**Exercise instructions**
In your copy, leave out the pictures; write out all the data exactly.
= = = = = = =
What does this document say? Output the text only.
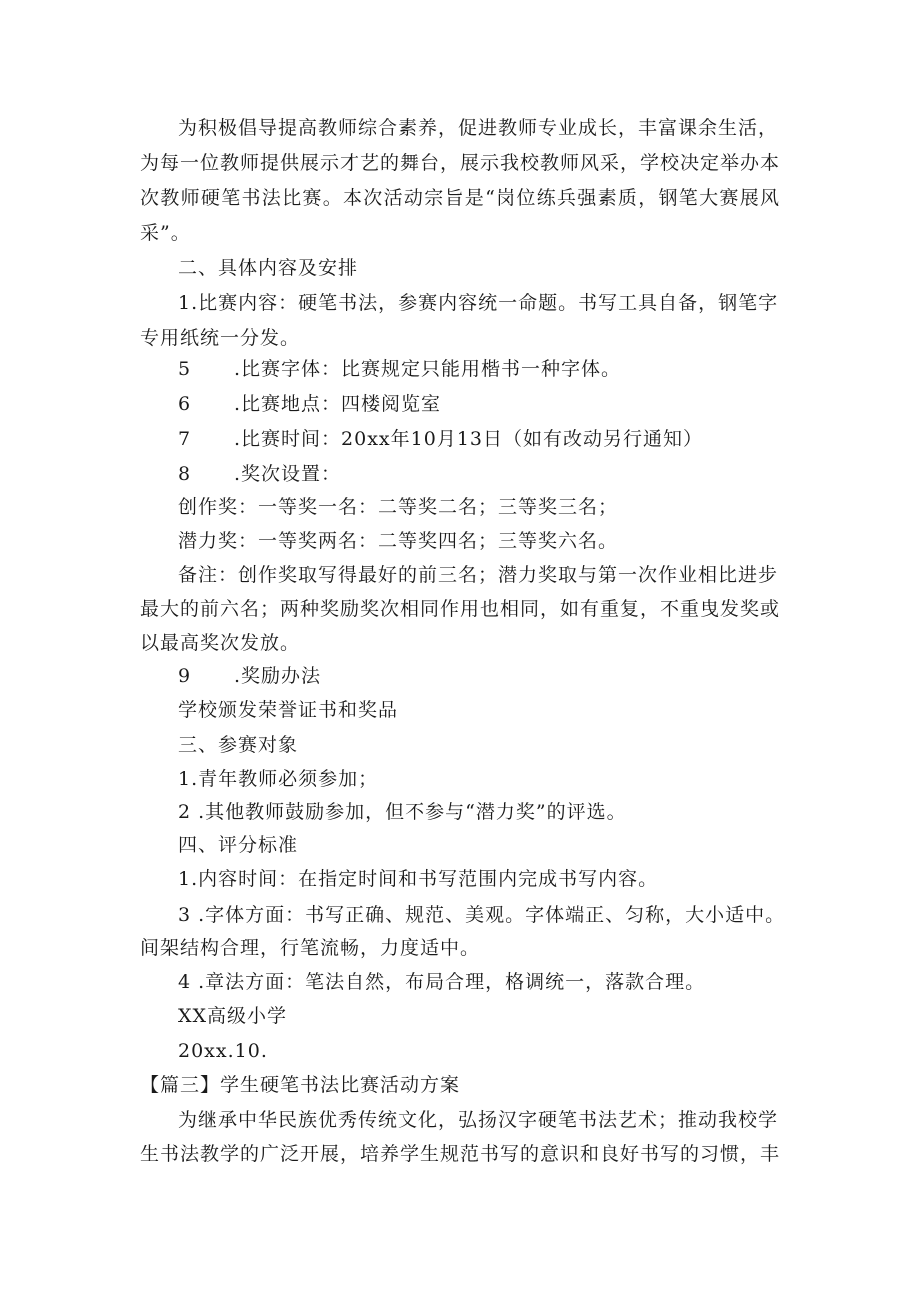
为积极倡导提高教师综合素养，促进教师专业成长，丰富课余生活，
为每一位教师提供展示才艺的舞台，展示我校教师风采，学校决定举办本
次教师硬笔书法比赛。本次活动宗旨是“岗位练兵强素质，钢笔大赛展风
采”。
二、具体内容及安排
1.比赛内容：硬笔书法，参赛内容统一命题。书写工具自备，钢笔字
专用纸统一分发。
5 .比赛字体：比赛规定只能用楷书一种字体。
6 .比赛地点：四楼阅览室
7 .比赛时间：20xx年10月13日（如有改动另行通知）
8 .奖次设置：
创作奖：一等奖一名：二等奖二名；三等奖三名；
潜力奖：一等奖两名：二等奖四名；三等奖六名。
备注：创作奖取写得最好的前三名；潜力奖取与第一次作业相比进步
最大的前六名；两种奖励奖次相同作用也相同，如有重复，不重曳发奖或
以最高奖次发放。
9 .奖励办法
学校颁发荣誉证书和奖品
三、参赛对象
1.青年教师必须参加；
2 .其他教师鼓励参加，但不参与“潜力奖”的评选。
四、评分标准
1.内容时间：在指定时间和书写范围内完成书写内容。
3 .字体方面：书写正确、规范、美观。字体端正、匀称，大小适中。
间架结构合理，行笔流畅，力度适中。
4 .章法方面：笔法自然，布局合理，格调统一，落款合理。
XX高级小学
20xx.10.
【篇三】学生硬笔书法比赛活动方案
为继承中华民族优秀传统文化，弘扬汉字硬笔书法艺术；推动我校学
生书法教学的广泛开展，培养学生规范书写的意识和良好书写的习惯，丰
= = = = = = =
**Result of this task**
What does this document say? Output the text only.
为积极倡导提高教师综合素养，促进教师专业成长，丰富课余生活，
为每一位教师提供展示才艺的舞台，展示我校教师风采，学校决定举办本
次教师硬笔书法比赛。本次活动宗旨是“岗位练兵强素质，钢笔大赛展风
采”。
二、具体内容及安排
1.比赛内容：硬笔书法，参赛内容统一命题。书写工具自备，钢笔字
专用纸统一分发。
5 .比赛字体：比赛规定只能用楷书一种字体。
6 .比赛地点：四楼阅览室
7 .比赛时间：20xx年10月13日（如有改动另行通知）
8 .奖次设置：
创作奖：一等奖一名：二等奖二名；三等奖三名；
潜力奖：一等奖两名：二等奖四名；三等奖六名。
备注：创作奖取写得最好的前三名；潜力奖取与第一次作业相比进步
最大的前六名；两种奖励奖次相同作用也相同，如有重复，不重曳发奖或
以最高奖次发放。
9 .奖励办法
学校颁发荣誉证书和奖品
三、参赛对象
1.青年教师必须参加；
2 .其他教师鼓励参加，但不参与“潜力奖”的评选。
四、评分标准
1.内容时间：在指定时间和书写范围内完成书写内容。
3 .字体方面：书写正确、规范、美观。字体端正、匀称，大小适中。
间架结构合理，行笔流畅，力度适中。
4 .章法方面：笔法自然，布局合理，格调统一，落款合理。
XX高级小学
20xx.10.
【篇三】学生硬笔书法比赛活动方案
为继承中华民族优秀传统文化，弘扬汉字硬笔书法艺术；推动我校学
生书法教学的广泛开展，培养学生规范书写的意识和良好书写的习惯，丰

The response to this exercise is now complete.